-- Direction --
Please write the listing below out again exactly, leaving every picture behind.

[Excerpt from a dataset]
::::

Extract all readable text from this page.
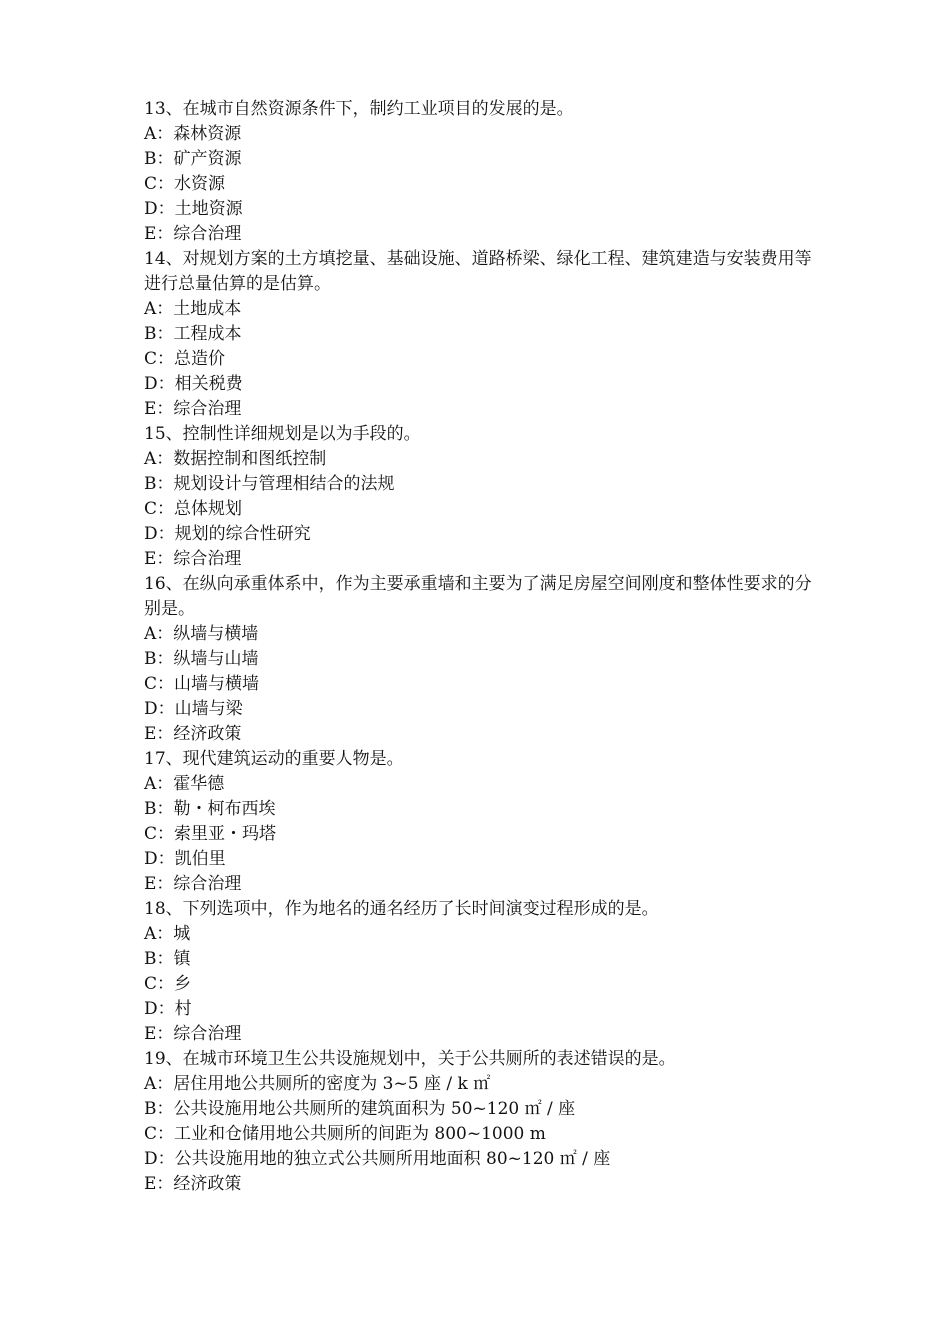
13、在城市自然资源条件下，制约工业项目的发展的是。
A：森林资源
B：矿产资源
C：水资源
D：土地资源
E：综合治理
14、对规划方案的土方填挖量、基础设施、道路桥梁、绿化工程、建筑建造与安装费用等进行总量估算的是估算。
A：土地成本
B：工程成本
C：总造价
D：相关税费
E：综合治理
15、控制性详细规划是以为手段的。
A：数据控制和图纸控制
B：规划设计与管理相结合的法规
C：总体规划
D：规划的综合性研究
E：综合治理
16、在纵向承重体系中，作为主要承重墙和主要为了满足房屋空间刚度和整体性要求的分别是。
A：纵墙与横墙
B：纵墙与山墙
C：山墙与横墙
D：山墙与梁
E：经济政策
17、现代建筑运动的重要人物是。
A：霍华德
B：勒・柯布西埃
C：索里亚・玛塔
D：凯伯里
E：综合治理
18、下列选项中，作为地名的通名经历了长时间演变过程形成的是。
A：城
B：镇
C：乡
D：村
E：综合治理
19、在城市环境卫生公共设施规划中，关于公共厕所的表述错误的是。
A：居住用地公共厕所的密度为 3~5 座 / k ㎡
B：公共设施用地公共厕所的建筑面积为 50~120 ㎡ / 座
C：工业和仓储用地公共厕所的间距为 800~1000 m
D：公共设施用地的独立式公共厕所用地面积 80~120 ㎡ / 座
E：经济政策
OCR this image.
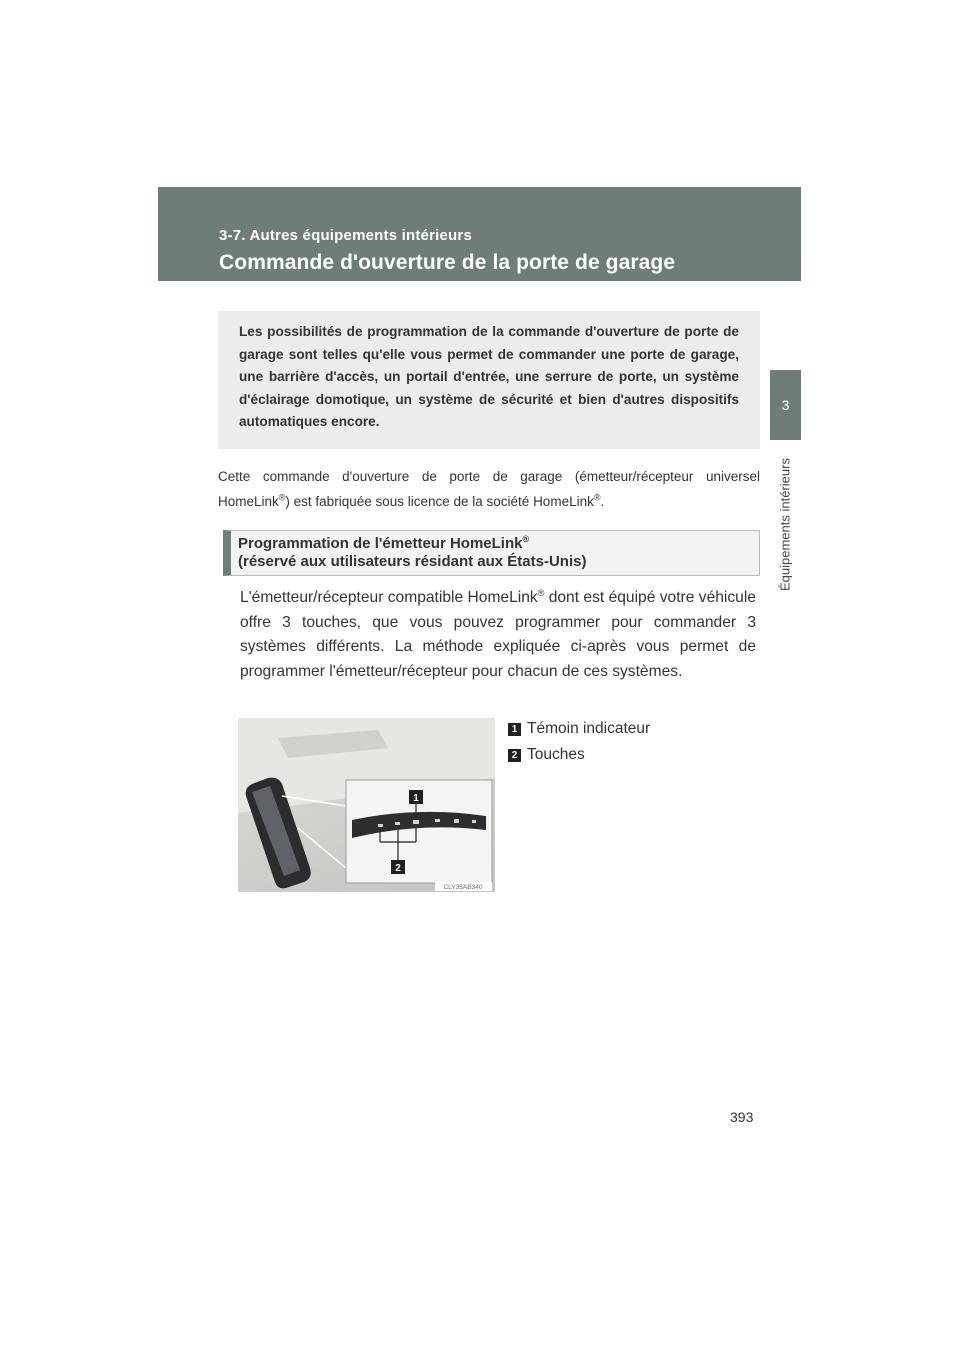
3-7. Autres équipements intérieurs
Commande d'ouverture de la porte de garage
3
Équipements intérieurs
Les possibilités de programmation de la commande d'ouverture de porte de garage sont telles qu'elle vous permet de commander une porte de garage, une barrière d'accès, un portail d'entrée, une serrure de porte, un système d'éclairage domotique, un système de sécurité et bien d'autres dispositifs automatiques encore.
Cette commande d'ouverture de porte de garage (émetteur/récepteur universel HomeLink®) est fabriquée sous licence de la société HomeLink®.
Programmation de l'émetteur HomeLink®
(réservé aux utilisateurs résidant aux États-Unis)
L'émetteur/récepteur compatible HomeLink® dont est équipé votre véhicule offre 3 touches, que vous pouvez programmer pour commander 3 systèmes différents. La méthode expliquée ci-après vous permet de programmer l'émetteur/récepteur pour chacun de ces systèmes.
1
2
CLY35AB340
1 Témoin indicateur
2 Touches
393
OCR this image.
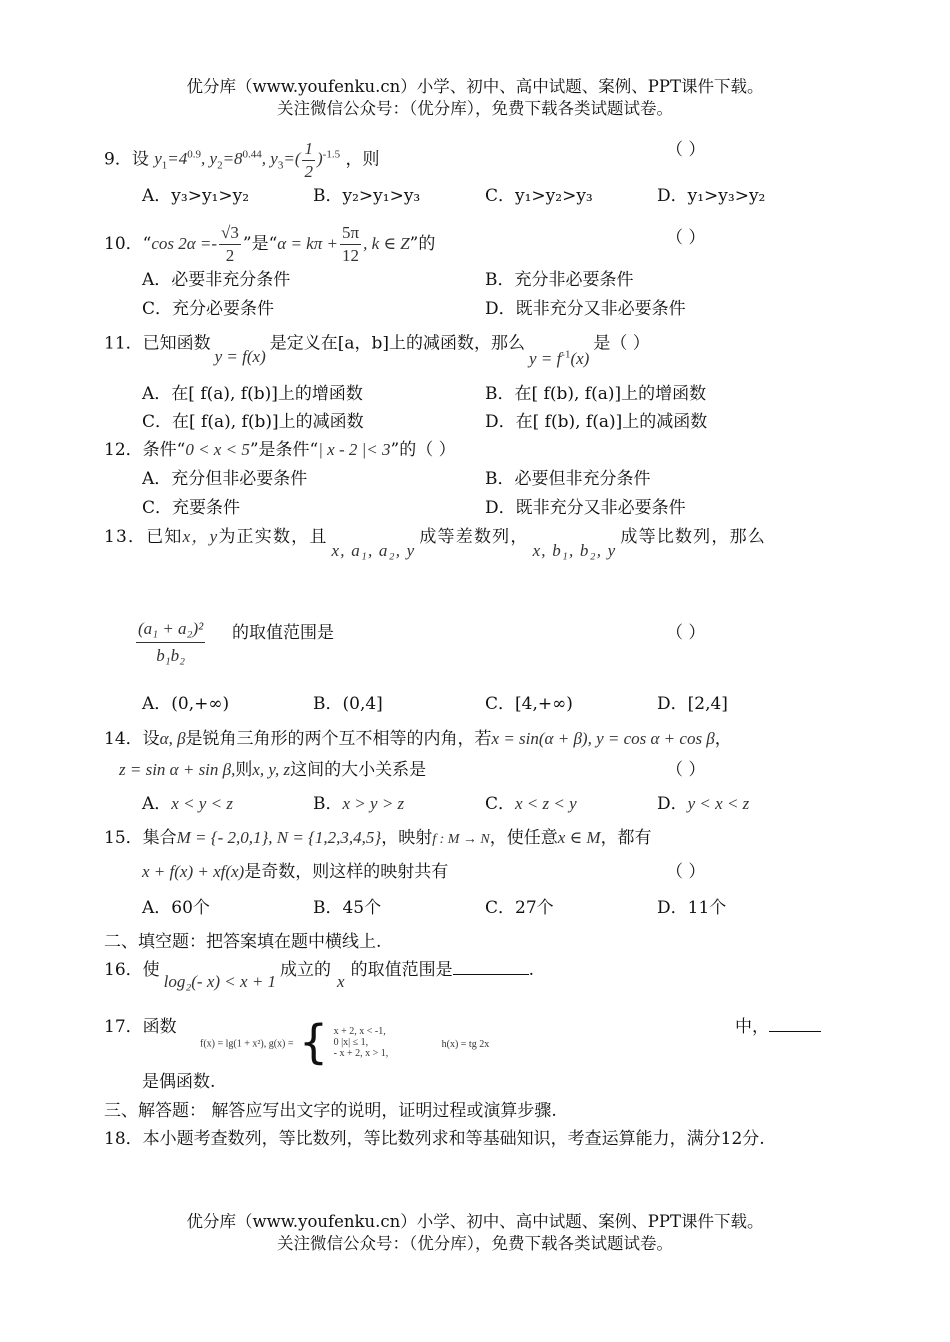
优分库（www.youfenku.cn）小学、初中、高中试题、案例、PPT课件下载。
关注微信公众号：（优分库），免费下载各类试题试卷。
9．设 $y_1=4^{0.9}$, $y_2=8^{0.44}$, $y_3=( \frac{1}{2} )^{-1.5}$ ，则	（ ）
A．y₃>y₁>y₂	B．y₂>y₁>y₃	C．y₁>y₂>y₃	D．y₁>y₃>y₂
10．“cos $2\alpha =- \frac{√3}{2}$ ”是“$\alpha = k\pi + \frac{5\pi}{12}$ , k ∈ Z”的	（ ）
A．必要非充分条件	B．充分非必要条件
C．充分必要条件	D．既非充分又非必要条件
11．已知函数y = f(x)是定义在[a，b]上的减函数，那么$y = f^{-1}(x)$是（ ）
A．在[ f(a), f(b)]上的增函数	B．在[ f(b), f(a)]上的增函数
C．在[ f(a), f(b)]上的减函数	D．在[ f(b), f(a)]上的减函数
12．条件“0 < x < 5”是条件“| x - 2 |< 3”的（ ）
A．充分但非必要条件	B．必要但非充分条件
C．充要条件	D．既非充分又非必要条件
13．已知x，y为正实数，且x, a₁, a₂, y成等差数列，x, b₁, b₂, y成等比数列，那么
$\frac{\text{(a₁ + a₂)²}}{\text{b₁b₂}}$ 的取值范围是	（ ）
A．(0,+∞)	B．(0,4]	C．[4,+∞)	D．[2,4]
14．设α, β是锐角三角形的两个互不相等的内角，若x = sin(α + β), y = cos α + cos β，
z = sin α + sin β,则x, y, z这间的大小关系是	（ ）
A．x < y < z	B．x > y > z	C．x < z < y	D．y < x < z
15．集合M = {- 2,0,1}, N = {1,2,3,4,5}，映射f : M → N，使任意x ∈ M，都有
x + f(x) + xf(x)是奇数，则这样的映射共有	（ ）
A．60个	B．45个	C．27个	D．11个
二、填空题：把答案填在题中横线上.
16．使log₂(- x) < x + 1成立的x的取值范围是	.
17．函数
f(x) = lg(1 + x²), g(x) = { x + 2, x < -1,
0 |x| ≤ 1,
- x + 2, x > 1,
h(x) = tg 2x
中，
是偶函数.
三、解答题： 解答应写出文字的说明，证明过程或演算步骤.
18．本小题考查数列，等比数列，等比数列求和等基础知识，考查运算能力，满分12分.
优分库（www.youfenku.cn）小学、初中、高中试题、案例、PPT课件下载。
关注微信公众号：（优分库），免费下载各类试题试卷。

::::

-- Reply --
Extract all readable text from this page.
13、在城市自然资源条件下，制约工业项目的发展的是。
A：森林资源
B：矿产资源
C：水资源
D：土地资源
E：综合治理
14、对规划方案的土方填挖量、基础设施、道路桥梁、绿化工程、建筑建造与安装费用等进行总量估算的是估算。
A：土地成本
B：工程成本
C：总造价
D：相关税费
E：综合治理
15、控制性详细规划是以为手段的。
A：数据控制和图纸控制
B：规划设计与管理相结合的法规
C：总体规划
D：规划的综合性研究
E：综合治理
16、在纵向承重体系中，作为主要承重墙和主要为了满足房屋空间刚度和整体性要求的分别是。
A：纵墙与横墙
B：纵墙与山墙
C：山墙与横墙
D：山墙与梁
E：经济政策
17、现代建筑运动的重要人物是。
A：霍华德
B：勒・柯布西埃
C：索里亚・玛塔
D：凯伯里
E：综合治理
18、下列选项中，作为地名的通名经历了长时间演变过程形成的是。
A：城
B：镇
C：乡
D：村
E：综合治理
19、在城市环境卫生公共设施规划中，关于公共厕所的表述错误的是。
A：居住用地公共厕所的密度为 3~5 座 / k ㎡
B：公共设施用地公共厕所的建筑面积为 50~120 ㎡ / 座
C：工业和仓储用地公共厕所的间距为 800~1000 m
D：公共设施用地的独立式公共厕所用地面积 80~120 ㎡ / 座
E：经济政策
OCR this image.
3-7. Autres équipements intérieurs
Commande d'ouverture de la porte de garage
3
Équipements intérieurs
Les possibilités de programmation de la commande d'ouverture de porte de garage sont telles qu'elle vous permet de commander une porte de garage, une barrière d'accès, un portail d'entrée, une serrure de porte, un système d'éclairage domotique, un système de sécurité et bien d'autres dispositifs automatiques encore.
Cette commande d'ouverture de porte de garage (émetteur/récepteur universel HomeLink®) est fabriquée sous licence de la société HomeLink®.
Programmation de l'émetteur HomeLink®
(réservé aux utilisateurs résidant aux États-Unis)
L'émetteur/récepteur compatible HomeLink® dont est équipé votre véhicule offre 3 touches, que vous pouvez programmer pour commander 3 systèmes différents. La méthode expliquée ci-après vous permet de programmer l'émetteur/récepteur pour chacun de ces systèmes.
1
2
CLY35AB340
1 Témoin indicateur
2 Touches
393
OCR this image.
优分库（www.youfenku.cn）小学、初中、高中试题、案例、PPT课件下载。
关注微信公众号：（优分库），免费下载各类试题试卷。
9．设 $y_1=4^{0.9}$, $y_2=8^{0.44}$, $y_3=( \frac{1}{2} )^{-1.5}$ ，则	（ ）
A．y₃>y₁>y₂	B．y₂>y₁>y₃	C．y₁>y₂>y₃	D．y₁>y₃>y₂
10．“cos $2\alpha =- \frac{√3}{2}$ ”是“$\alpha = k\pi + \frac{5\pi}{12}$ , k ∈ Z”的	（ ）
A．必要非充分条件	B．充分非必要条件
C．充分必要条件	D．既非充分又非必要条件
11．已知函数y = f(x)是定义在[a，b]上的减函数，那么$y = f^{-1}(x)$是（ ）
A．在[ f(a), f(b)]上的增函数	B．在[ f(b), f(a)]上的增函数
C．在[ f(a), f(b)]上的减函数	D．在[ f(b), f(a)]上的减函数
12．条件“0 < x < 5”是条件“| x - 2 |< 3”的（ ）
A．充分但非必要条件	B．必要但非充分条件
C．充要条件	D．既非充分又非必要条件
13．已知x，y为正实数，且x, a₁, a₂, y成等差数列，x, b₁, b₂, y成等比数列，那么
$\frac{\text{(a₁ + a₂)²}}{\text{b₁b₂}}$ 的取值范围是	（ ）
A．(0,+∞)	B．(0,4]	C．[4,+∞)	D．[2,4]
14．设α, β是锐角三角形的两个互不相等的内角，若x = sin(α + β), y = cos α + cos β，
z = sin α + sin β,则x, y, z这间的大小关系是	（ ）
A．x < y < z	B．x > y > z	C．x < z < y	D．y < x < z
15．集合M = {- 2,0,1}, N = {1,2,3,4,5}，映射f : M → N，使任意x ∈ M，都有
x + f(x) + xf(x)是奇数，则这样的映射共有	（ ）
A．60个	B．45个	C．27个	D．11个
二、填空题：把答案填在题中横线上.
16．使log₂(- x) < x + 1成立的x的取值范围是	.
17．函数
f(x) = lg(1 + x²), g(x) = { x + 2, x < -1,
0 |x| ≤ 1,
- x + 2, x > 1,
h(x) = tg 2x
中，
是偶函数.
三、解答题： 解答应写出文字的说明，证明过程或演算步骤.
18．本小题考查数列，等比数列，等比数列求和等基础知识，考查运算能力，满分12分.
优分库（www.youfenku.cn）小学、初中、高中试题、案例、PPT课件下载。
关注微信公众号：（优分库），免费下载各类试题试卷。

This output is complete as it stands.